# SUPPLIED MATERIAL start

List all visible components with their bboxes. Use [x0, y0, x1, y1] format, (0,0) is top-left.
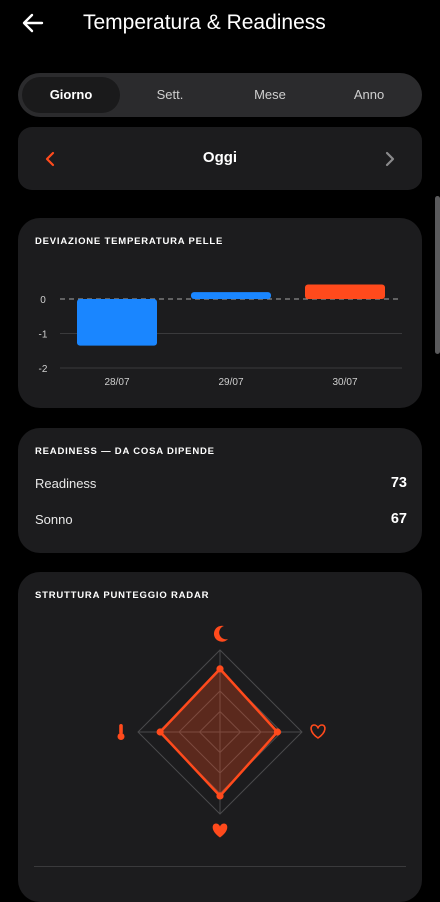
radar-card: STRUTTURA PUNTEGGIO RADAR [18, 572, 422, 902]
readiness-row-label: Readiness [35, 476, 97, 491]
tab-sett[interactable]: Sett. [120, 77, 220, 113]
readiness-card-title: READINESS — DA COSA DIPENDE [35, 446, 215, 457]
sleep-row-label: Sonno [35, 512, 73, 527]
readiness-row-value: 73 [390, 475, 407, 491]
moon-icon [213, 625, 228, 642]
readiness-card: READINESS — DA COSA DIPENDE Readiness 73… [18, 428, 422, 553]
x-tick-label: 28/07 [104, 377, 129, 388]
radar-point [156, 728, 164, 736]
y-tick-label: -1 [39, 330, 48, 341]
bar [305, 284, 385, 299]
page-title: Temperatura & Readiness [83, 11, 326, 34]
radar-point [216, 665, 224, 673]
chevron-right-icon[interactable] [380, 149, 400, 169]
bar [77, 299, 157, 346]
date-navigator: Oggi [18, 127, 422, 190]
sleep-row-value: 67 [390, 511, 407, 527]
radar-point [273, 728, 281, 736]
header: Temperatura & Readiness [0, 0, 440, 50]
scrollbar[interactable] [435, 196, 440, 354]
date-label: Oggi [202, 149, 238, 166]
thermometer-icon [117, 724, 125, 740]
period-tabs: Giorno Sett. Mese Anno [18, 73, 422, 117]
tab-anno[interactable]: Anno [320, 77, 418, 113]
x-tick-label: 29/07 [218, 377, 243, 388]
readiness-row: Readiness 73 [35, 475, 407, 491]
y-tick-label: -2 [39, 364, 48, 375]
tab-mese[interactable]: Mese [220, 77, 320, 113]
x-tick-label: 30/07 [332, 377, 357, 388]
arrow-left-icon[interactable] [20, 10, 46, 36]
bar [191, 292, 271, 299]
tab-giorno[interactable]: Giorno [22, 77, 120, 113]
heart-filled-icon [212, 823, 228, 838]
radar-chart [117, 625, 326, 838]
temperature-chart: 0 -1 -2 28/07 29/07 30/07 [39, 284, 402, 388]
temperature-card: DEVIAZIONE TEMPERATURA PELLE 0 -1 -2 28/07 2… [18, 218, 422, 408]
radar-divider [34, 866, 406, 867]
radar-shape [158, 667, 279, 798]
y-tick-label: 0 [40, 295, 46, 306]
heart-outline-icon [310, 724, 326, 739]
radar-point [216, 792, 224, 800]
sleep-row: Sonno 67 [35, 511, 407, 527]
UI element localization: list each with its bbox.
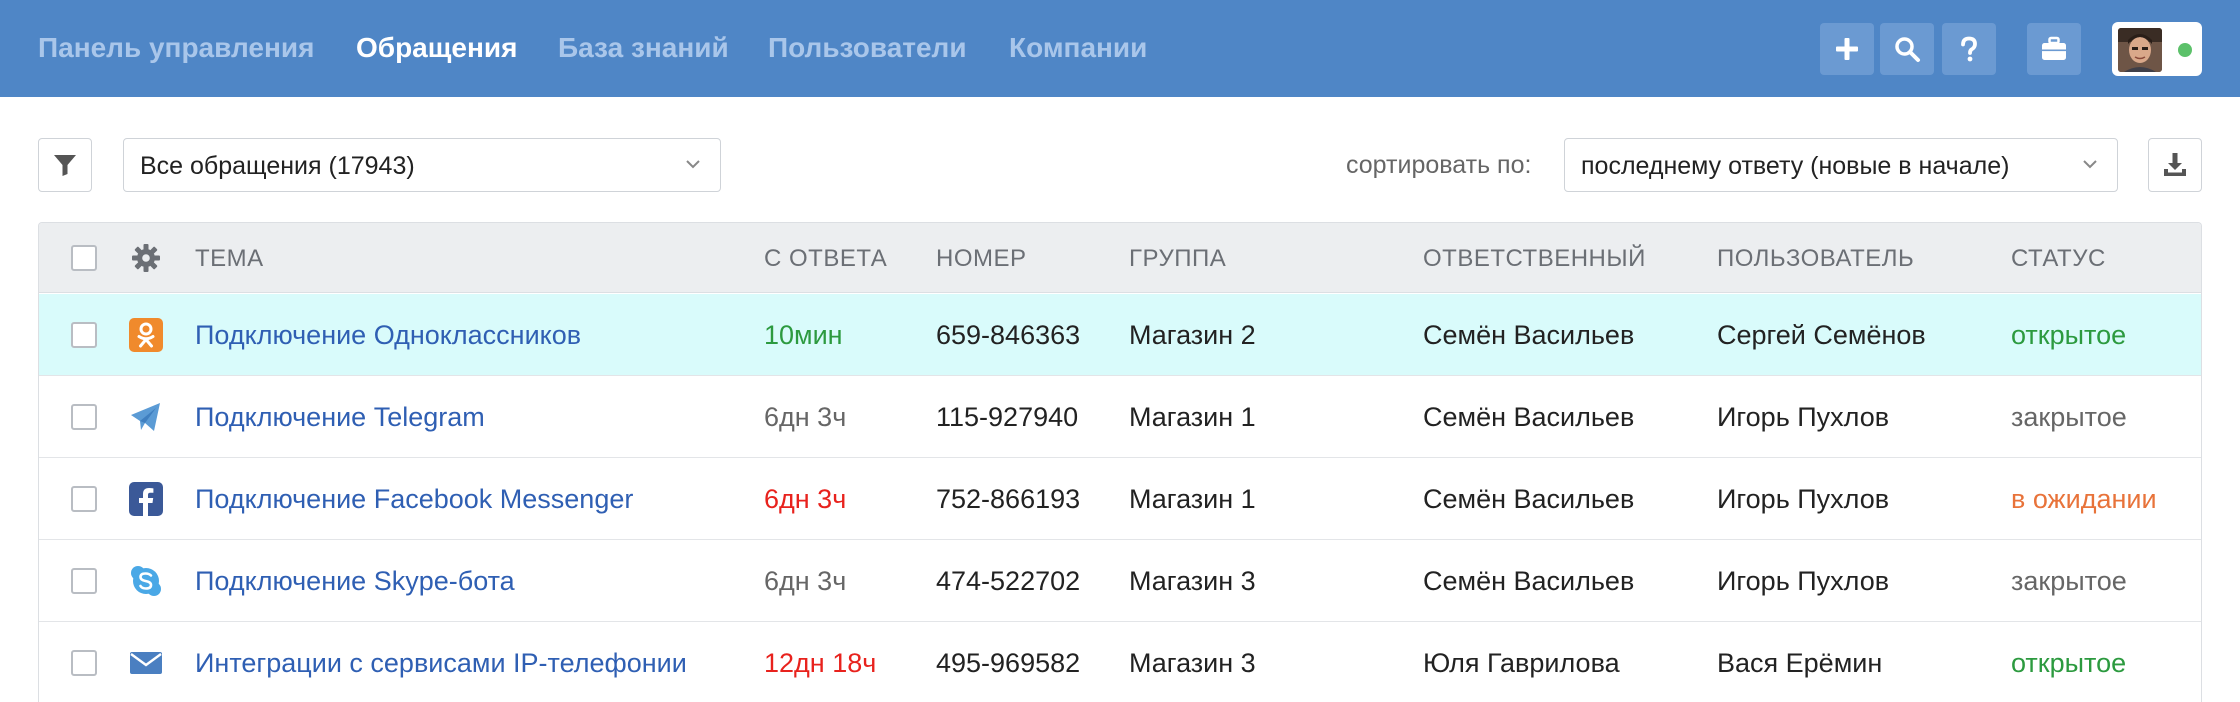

# SUPPLIED MATERIAL end

▶ **TASK GOAL**: Reproduce all of the entries above, substituting "radar-dot" for every occurrence of "radar-point" and leaving everything else unchanged. Omit the pictures from your answer.

▶ **ANSWER TO THE EXERCISE**:
List all visible components with their bboxes. Use [x0, y0, x1, y1] format, (0,0) is top-left.
radar-card: STRUTTURA PUNTEGGIO RADAR [18, 572, 422, 902]
readiness-row-label: Readiness [35, 476, 97, 491]
tab-sett[interactable]: Sett. [120, 77, 220, 113]
readiness-card-title: READINESS — DA COSA DIPENDE [35, 446, 215, 457]
sleep-row-label: Sonno [35, 512, 73, 527]
readiness-row-value: 73 [390, 475, 407, 491]
moon-icon [213, 625, 228, 642]
readiness-card: READINESS — DA COSA DIPENDE Readiness 73… [18, 428, 422, 553]
x-tick-label: 28/07 [104, 377, 129, 388]
radar-dot [156, 728, 164, 736]
y-tick-label: -1 [39, 330, 48, 341]
bar [305, 284, 385, 299]
page-title: Temperatura & Readiness [83, 11, 326, 34]
radar-dot [216, 665, 224, 673]
chevron-right-icon[interactable] [380, 149, 400, 169]
bar [77, 299, 157, 346]
date-navigator: Oggi [18, 127, 422, 190]
sleep-row-value: 67 [390, 511, 407, 527]
radar-dot [273, 728, 281, 736]
header: Temperatura & Readiness [0, 0, 440, 50]
scrollbar[interactable] [435, 196, 440, 354]
date-label: Oggi [202, 149, 238, 166]
thermometer-icon [117, 724, 125, 740]
period-tabs: Giorno Sett. Mese Anno [18, 73, 422, 117]
tab-anno[interactable]: Anno [320, 77, 418, 113]
x-tick-label: 29/07 [218, 377, 243, 388]
readiness-row: Readiness 73 [35, 475, 407, 491]
y-tick-label: -2 [39, 364, 48, 375]
tab-mese[interactable]: Mese [220, 77, 320, 113]
x-tick-label: 30/07 [332, 377, 357, 388]
arrow-left-icon[interactable] [20, 10, 46, 36]
bar [191, 292, 271, 299]
tab-giorno[interactable]: Giorno [22, 77, 120, 113]
heart-filled-icon [212, 823, 228, 838]
radar-chart [117, 625, 326, 838]
temperature-chart: 0 -1 -2 28/07 29/07 30/07 [39, 284, 402, 388]
temperature-card: DEVIAZIONE TEMPERATURA PELLE 0 -1 -2 28/07 2… [18, 218, 422, 408]
radar-divider [34, 866, 406, 867]
radar-shape [158, 667, 279, 798]
y-tick-label: 0 [40, 295, 46, 306]
heart-outline-icon [310, 724, 326, 739]
radar-dot [216, 792, 224, 800]
sleep-row: Sonno 67 [35, 511, 407, 527]
UI element localization: list each with its bbox.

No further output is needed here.